Scan the entries below for the word "this". Copy each line that has it.

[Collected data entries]
--*--

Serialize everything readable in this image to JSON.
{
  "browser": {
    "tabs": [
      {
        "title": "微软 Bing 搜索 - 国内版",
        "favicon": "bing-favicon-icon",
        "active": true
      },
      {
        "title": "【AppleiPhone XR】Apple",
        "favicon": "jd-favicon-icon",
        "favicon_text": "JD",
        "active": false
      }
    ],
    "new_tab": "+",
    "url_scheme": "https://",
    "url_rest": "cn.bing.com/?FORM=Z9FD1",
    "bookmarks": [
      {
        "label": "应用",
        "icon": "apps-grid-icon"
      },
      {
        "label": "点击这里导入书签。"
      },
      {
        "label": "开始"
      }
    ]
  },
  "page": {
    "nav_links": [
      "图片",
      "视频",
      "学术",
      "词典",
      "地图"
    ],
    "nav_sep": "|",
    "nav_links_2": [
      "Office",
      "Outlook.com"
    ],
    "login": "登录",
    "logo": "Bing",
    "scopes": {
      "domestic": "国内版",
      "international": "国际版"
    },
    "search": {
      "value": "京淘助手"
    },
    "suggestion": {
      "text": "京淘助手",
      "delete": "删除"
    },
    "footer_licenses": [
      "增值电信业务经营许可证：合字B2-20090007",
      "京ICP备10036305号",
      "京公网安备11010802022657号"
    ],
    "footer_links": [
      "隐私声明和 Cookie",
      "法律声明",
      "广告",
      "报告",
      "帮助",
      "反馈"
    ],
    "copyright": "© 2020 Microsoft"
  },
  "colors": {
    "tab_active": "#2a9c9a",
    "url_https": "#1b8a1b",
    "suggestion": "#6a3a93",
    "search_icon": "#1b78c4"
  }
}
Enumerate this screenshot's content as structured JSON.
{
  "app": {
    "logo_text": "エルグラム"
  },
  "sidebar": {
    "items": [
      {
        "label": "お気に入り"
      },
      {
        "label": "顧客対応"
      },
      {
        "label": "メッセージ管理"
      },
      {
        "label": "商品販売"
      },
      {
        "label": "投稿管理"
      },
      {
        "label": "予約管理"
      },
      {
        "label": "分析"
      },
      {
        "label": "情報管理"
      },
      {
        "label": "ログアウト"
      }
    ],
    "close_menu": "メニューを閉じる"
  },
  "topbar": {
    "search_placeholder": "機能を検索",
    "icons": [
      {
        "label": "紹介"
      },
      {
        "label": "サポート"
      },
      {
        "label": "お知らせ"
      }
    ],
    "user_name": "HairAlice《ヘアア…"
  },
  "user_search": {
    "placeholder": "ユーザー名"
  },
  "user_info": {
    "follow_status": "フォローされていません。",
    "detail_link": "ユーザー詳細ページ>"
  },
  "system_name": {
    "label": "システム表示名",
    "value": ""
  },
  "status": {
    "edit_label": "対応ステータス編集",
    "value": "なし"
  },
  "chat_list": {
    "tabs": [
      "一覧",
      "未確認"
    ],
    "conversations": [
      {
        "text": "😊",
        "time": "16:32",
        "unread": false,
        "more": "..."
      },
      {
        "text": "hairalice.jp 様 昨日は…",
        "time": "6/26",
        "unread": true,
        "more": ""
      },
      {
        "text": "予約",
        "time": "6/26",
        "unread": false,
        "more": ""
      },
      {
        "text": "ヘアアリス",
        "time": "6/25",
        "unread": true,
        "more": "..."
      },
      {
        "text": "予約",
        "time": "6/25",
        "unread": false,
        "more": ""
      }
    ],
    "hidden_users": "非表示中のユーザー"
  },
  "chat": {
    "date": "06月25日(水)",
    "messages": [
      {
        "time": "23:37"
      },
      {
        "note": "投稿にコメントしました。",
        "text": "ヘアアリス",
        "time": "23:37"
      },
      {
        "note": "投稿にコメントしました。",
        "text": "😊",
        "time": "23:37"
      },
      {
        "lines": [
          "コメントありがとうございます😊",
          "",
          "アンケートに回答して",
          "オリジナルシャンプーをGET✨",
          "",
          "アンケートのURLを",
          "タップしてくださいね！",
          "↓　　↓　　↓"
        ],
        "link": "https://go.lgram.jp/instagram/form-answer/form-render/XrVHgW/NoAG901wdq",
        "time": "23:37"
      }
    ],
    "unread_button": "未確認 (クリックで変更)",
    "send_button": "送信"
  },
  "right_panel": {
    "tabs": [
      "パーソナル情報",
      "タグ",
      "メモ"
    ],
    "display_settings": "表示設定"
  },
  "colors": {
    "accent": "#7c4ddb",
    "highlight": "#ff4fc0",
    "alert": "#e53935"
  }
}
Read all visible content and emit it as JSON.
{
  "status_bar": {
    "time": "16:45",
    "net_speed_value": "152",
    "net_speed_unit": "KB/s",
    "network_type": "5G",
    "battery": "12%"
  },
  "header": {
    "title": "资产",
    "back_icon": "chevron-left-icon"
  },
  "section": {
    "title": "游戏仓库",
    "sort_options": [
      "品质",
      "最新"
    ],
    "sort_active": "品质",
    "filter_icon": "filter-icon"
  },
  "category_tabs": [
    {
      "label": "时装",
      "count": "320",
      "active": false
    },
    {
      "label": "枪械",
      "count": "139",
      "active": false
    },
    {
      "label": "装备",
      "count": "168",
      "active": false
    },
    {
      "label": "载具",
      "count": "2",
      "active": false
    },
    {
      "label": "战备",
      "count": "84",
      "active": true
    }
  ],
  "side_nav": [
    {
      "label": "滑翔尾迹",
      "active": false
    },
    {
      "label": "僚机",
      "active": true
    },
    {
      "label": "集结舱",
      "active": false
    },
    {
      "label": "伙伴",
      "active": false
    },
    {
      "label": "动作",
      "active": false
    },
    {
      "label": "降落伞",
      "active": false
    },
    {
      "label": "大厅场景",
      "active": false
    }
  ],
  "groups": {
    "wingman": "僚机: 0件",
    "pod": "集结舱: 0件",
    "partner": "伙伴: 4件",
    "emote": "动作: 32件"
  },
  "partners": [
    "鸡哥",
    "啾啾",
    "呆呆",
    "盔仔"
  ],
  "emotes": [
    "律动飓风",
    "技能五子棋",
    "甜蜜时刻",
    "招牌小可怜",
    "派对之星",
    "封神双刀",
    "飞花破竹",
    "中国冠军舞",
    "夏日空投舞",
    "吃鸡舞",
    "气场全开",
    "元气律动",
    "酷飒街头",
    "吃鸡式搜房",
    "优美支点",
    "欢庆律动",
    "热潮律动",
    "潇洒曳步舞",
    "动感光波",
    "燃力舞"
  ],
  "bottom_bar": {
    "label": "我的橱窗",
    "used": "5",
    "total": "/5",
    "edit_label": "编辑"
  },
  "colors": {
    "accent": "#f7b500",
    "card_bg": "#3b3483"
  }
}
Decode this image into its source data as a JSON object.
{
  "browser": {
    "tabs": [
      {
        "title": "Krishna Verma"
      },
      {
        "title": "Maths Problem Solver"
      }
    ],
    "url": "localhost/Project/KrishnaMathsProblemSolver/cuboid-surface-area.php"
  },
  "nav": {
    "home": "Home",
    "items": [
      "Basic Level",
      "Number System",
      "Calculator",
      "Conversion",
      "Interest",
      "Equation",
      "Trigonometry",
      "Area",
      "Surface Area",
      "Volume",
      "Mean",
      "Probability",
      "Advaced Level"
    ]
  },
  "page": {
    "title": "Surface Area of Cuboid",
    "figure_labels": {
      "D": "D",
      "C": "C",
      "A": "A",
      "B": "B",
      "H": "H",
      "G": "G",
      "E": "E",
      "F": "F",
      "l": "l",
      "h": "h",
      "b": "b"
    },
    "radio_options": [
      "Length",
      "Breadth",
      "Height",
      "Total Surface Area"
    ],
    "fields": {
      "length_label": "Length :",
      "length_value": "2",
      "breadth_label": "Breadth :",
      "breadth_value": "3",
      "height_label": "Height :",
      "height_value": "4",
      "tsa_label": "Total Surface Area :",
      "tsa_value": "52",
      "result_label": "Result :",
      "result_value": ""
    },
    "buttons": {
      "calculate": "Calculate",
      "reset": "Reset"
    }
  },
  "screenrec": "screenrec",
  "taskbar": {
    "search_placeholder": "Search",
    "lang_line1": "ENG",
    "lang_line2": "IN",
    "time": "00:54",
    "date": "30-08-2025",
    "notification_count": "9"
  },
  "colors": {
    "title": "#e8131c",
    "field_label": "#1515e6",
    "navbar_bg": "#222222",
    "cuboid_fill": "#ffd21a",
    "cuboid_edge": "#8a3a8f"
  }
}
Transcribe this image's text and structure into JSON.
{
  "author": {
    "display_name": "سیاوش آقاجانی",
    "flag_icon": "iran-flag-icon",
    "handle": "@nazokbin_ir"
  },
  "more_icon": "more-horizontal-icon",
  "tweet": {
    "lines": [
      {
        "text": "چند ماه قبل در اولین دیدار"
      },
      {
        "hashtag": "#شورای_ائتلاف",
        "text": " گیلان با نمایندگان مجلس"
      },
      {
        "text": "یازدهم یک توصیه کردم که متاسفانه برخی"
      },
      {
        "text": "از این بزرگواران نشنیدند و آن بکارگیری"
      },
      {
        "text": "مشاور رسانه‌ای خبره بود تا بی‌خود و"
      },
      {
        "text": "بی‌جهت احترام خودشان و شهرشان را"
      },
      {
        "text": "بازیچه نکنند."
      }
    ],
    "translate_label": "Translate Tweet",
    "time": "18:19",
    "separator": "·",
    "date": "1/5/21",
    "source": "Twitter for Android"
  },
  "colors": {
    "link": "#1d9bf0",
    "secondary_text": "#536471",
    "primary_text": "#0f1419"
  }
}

--*--

*Exercise output:*
Serialize everything readable in this image to JSON.
Enumerate this screenshot's content as structured JSON.
Decode this image into its source data as a JSON object.
Transcribe this image's text and structure into JSON.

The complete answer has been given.